→ **WHAT TO PRODUCE**
Your answer is a single number: how many lines hold the word "nanoPS"?

----------

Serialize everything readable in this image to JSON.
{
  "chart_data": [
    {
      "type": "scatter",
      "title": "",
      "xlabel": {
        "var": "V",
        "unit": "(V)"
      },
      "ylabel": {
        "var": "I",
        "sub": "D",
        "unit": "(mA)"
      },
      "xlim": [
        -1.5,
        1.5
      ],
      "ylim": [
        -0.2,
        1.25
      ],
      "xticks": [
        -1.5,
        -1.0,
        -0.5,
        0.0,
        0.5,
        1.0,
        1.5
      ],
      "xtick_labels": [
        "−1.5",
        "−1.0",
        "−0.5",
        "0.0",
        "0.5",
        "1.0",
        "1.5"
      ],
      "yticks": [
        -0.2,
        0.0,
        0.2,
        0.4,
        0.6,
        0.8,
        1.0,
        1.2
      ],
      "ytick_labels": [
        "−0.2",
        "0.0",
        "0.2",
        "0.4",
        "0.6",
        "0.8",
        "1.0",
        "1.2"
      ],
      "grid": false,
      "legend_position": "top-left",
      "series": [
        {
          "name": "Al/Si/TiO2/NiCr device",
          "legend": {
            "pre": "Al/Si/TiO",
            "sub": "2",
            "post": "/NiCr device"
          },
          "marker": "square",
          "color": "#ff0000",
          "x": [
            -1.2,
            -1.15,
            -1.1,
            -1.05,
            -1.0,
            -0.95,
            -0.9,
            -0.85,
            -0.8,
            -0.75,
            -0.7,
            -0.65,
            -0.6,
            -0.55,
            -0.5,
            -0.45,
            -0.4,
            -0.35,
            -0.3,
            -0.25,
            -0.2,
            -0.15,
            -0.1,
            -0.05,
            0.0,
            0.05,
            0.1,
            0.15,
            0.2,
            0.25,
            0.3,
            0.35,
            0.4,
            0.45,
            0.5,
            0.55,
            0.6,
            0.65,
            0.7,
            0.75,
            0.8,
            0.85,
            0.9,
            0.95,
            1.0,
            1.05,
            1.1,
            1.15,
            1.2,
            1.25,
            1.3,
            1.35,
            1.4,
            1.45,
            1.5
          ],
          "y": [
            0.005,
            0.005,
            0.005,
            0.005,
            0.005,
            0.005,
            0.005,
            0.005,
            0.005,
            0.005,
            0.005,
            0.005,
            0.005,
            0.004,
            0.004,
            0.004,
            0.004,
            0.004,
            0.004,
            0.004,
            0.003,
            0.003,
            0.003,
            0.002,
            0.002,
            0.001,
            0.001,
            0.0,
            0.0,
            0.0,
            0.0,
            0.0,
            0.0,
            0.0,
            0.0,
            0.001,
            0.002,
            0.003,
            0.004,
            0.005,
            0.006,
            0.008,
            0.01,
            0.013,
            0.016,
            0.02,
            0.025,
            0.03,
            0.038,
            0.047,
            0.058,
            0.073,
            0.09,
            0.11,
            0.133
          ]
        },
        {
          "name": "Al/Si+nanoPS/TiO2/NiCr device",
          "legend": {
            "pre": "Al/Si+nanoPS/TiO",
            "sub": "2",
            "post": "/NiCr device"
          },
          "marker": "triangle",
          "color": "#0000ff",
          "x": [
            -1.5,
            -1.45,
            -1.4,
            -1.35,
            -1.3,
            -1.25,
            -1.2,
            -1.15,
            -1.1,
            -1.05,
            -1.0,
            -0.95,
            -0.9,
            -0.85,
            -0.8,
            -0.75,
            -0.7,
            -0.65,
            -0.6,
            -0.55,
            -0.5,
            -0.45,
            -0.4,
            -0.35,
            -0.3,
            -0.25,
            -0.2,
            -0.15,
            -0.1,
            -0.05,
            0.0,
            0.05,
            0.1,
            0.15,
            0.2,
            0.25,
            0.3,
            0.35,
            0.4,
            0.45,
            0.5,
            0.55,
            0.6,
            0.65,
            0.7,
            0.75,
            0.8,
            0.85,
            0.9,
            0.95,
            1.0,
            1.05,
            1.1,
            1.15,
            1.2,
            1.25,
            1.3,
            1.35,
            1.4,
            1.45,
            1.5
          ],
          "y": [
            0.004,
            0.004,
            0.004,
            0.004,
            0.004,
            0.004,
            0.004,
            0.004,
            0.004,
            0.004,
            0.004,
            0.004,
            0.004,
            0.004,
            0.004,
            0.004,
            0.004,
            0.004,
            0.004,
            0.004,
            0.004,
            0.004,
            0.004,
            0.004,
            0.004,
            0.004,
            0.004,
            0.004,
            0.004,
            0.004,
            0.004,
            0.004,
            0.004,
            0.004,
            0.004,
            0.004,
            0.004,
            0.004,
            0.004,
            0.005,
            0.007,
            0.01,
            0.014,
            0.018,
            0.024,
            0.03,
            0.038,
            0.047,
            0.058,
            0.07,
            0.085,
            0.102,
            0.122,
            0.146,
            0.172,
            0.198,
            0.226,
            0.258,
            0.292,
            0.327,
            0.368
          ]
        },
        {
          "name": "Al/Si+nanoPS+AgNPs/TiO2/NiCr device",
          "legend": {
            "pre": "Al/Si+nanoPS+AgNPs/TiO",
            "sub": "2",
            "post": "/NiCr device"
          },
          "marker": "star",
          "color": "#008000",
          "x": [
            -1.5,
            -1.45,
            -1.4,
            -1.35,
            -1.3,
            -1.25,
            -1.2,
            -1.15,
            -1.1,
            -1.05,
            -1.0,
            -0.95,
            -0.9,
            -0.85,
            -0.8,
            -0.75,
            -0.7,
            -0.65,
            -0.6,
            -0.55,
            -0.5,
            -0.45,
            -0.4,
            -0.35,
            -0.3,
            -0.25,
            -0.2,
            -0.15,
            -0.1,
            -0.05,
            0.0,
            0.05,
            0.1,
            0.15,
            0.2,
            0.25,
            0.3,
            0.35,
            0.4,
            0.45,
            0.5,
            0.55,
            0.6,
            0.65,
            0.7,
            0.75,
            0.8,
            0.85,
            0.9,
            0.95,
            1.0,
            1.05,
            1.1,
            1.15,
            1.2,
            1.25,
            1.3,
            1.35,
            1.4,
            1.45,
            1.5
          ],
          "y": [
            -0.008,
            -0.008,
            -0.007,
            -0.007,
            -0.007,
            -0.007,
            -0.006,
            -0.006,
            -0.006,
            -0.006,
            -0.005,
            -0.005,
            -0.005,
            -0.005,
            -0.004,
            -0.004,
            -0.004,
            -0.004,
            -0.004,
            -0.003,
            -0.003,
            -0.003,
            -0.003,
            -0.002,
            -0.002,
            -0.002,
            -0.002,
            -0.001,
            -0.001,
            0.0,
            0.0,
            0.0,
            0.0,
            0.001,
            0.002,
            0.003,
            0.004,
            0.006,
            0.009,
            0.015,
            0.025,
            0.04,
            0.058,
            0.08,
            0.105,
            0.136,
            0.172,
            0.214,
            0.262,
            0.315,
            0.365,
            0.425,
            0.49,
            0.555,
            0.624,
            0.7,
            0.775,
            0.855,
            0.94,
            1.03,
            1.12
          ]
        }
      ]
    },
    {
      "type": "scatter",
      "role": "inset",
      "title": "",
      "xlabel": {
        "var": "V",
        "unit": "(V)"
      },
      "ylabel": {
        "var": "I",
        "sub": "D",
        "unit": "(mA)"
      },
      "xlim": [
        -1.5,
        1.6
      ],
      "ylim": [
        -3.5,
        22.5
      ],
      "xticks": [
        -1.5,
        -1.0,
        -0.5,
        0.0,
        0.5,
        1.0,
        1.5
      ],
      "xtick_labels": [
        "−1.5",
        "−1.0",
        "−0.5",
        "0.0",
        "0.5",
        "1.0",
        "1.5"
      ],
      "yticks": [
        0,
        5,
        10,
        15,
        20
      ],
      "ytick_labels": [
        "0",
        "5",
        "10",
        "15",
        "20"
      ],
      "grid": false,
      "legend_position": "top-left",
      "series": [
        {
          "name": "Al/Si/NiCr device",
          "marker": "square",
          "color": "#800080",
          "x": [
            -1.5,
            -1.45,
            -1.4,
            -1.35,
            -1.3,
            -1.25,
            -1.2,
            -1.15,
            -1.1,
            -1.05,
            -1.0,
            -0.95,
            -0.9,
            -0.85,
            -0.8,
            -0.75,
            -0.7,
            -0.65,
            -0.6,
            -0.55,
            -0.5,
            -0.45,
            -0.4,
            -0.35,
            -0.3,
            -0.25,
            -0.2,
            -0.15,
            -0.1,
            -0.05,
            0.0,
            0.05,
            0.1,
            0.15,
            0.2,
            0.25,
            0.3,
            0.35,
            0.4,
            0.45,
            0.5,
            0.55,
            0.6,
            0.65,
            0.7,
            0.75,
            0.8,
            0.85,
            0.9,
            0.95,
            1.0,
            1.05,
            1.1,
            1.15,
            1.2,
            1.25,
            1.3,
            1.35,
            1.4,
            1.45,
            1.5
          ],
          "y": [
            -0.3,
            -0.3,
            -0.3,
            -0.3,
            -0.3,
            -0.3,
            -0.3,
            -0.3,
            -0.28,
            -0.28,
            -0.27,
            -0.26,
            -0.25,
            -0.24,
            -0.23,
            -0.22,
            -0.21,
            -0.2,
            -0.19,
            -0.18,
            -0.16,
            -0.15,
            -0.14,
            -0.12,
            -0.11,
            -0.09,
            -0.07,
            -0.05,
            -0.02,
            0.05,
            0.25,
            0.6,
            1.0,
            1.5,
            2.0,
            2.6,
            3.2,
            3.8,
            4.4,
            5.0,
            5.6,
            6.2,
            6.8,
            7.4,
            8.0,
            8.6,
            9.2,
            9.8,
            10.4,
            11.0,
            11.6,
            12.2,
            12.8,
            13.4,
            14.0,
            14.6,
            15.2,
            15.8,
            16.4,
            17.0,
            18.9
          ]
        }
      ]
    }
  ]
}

----------

→ **EXPECTED ANSWER**
4